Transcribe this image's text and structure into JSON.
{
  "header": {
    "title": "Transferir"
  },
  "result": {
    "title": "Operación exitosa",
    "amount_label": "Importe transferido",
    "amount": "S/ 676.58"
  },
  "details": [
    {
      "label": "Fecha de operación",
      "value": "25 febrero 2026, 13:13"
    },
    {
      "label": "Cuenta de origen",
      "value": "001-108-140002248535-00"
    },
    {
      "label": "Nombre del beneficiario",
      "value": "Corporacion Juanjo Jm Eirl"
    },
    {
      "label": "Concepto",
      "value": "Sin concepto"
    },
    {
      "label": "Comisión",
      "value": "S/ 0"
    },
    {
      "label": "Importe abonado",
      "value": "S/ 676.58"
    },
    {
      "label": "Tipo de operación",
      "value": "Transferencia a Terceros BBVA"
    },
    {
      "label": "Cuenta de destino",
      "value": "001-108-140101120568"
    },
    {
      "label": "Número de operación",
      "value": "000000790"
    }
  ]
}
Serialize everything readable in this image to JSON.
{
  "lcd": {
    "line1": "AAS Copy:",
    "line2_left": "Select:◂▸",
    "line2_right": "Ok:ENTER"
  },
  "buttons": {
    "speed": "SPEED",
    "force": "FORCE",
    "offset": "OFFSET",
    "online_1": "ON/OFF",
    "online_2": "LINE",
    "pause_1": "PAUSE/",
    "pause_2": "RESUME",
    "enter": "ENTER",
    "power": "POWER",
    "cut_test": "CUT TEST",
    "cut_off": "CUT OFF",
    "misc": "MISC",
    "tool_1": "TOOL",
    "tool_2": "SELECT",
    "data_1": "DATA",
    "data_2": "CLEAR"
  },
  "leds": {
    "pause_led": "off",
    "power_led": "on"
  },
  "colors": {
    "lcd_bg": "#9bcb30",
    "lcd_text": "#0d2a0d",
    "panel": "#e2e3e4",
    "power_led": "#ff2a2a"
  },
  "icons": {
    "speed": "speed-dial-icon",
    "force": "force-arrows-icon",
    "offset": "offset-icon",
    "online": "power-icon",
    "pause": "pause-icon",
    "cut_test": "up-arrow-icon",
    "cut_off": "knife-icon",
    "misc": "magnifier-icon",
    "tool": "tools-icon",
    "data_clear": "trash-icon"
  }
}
──────────────────────────────
Take the listing above and write it out again exactly.

Output below —
Transcribe this image's text and structure into JSON.
{
  "header": {
    "title": "Transferir"
  },
  "result": {
    "title": "Operación exitosa",
    "amount_label": "Importe transferido",
    "amount": "S/ 676.58"
  },
  "details": [
    {
      "label": "Fecha de operación",
      "value": "25 febrero 2026, 13:13"
    },
    {
      "label": "Cuenta de origen",
      "value": "001-108-140002248535-00"
    },
    {
      "label": "Nombre del beneficiario",
      "value": "Corporacion Juanjo Jm Eirl"
    },
    {
      "label": "Concepto",
      "value": "Sin concepto"
    },
    {
      "label": "Comisión",
      "value": "S/ 0"
    },
    {
      "label": "Importe abonado",
      "value": "S/ 676.58"
    },
    {
      "label": "Tipo de operación",
      "value": "Transferencia a Terceros BBVA"
    },
    {
      "label": "Cuenta de destino",
      "value": "001-108-140101120568"
    },
    {
      "label": "Número de operación",
      "value": "000000790"
    }
  ]
}
Serialize everything readable in this image to JSON.
{
  "lcd": {
    "line1": "AAS Copy:",
    "line2_left": "Select:◂▸",
    "line2_right": "Ok:ENTER"
  },
  "buttons": {
    "speed": "SPEED",
    "force": "FORCE",
    "offset": "OFFSET",
    "online_1": "ON/OFF",
    "online_2": "LINE",
    "pause_1": "PAUSE/",
    "pause_2": "RESUME",
    "enter": "ENTER",
    "power": "POWER",
    "cut_test": "CUT TEST",
    "cut_off": "CUT OFF",
    "misc": "MISC",
    "tool_1": "TOOL",
    "tool_2": "SELECT",
    "data_1": "DATA",
    "data_2": "CLEAR"
  },
  "leds": {
    "pause_led": "off",
    "power_led": "on"
  },
  "colors": {
    "lcd_bg": "#9bcb30",
    "lcd_text": "#0d2a0d",
    "panel": "#e2e3e4",
    "power_led": "#ff2a2a"
  },
  "icons": {
    "speed": "speed-dial-icon",
    "force": "force-arrows-icon",
    "offset": "offset-icon",
    "online": "power-icon",
    "pause": "pause-icon",
    "cut_test": "up-arrow-icon",
    "cut_off": "knife-icon",
    "misc": "magnifier-icon",
    "tool": "tools-icon",
    "data_clear": "trash-icon"
  }
}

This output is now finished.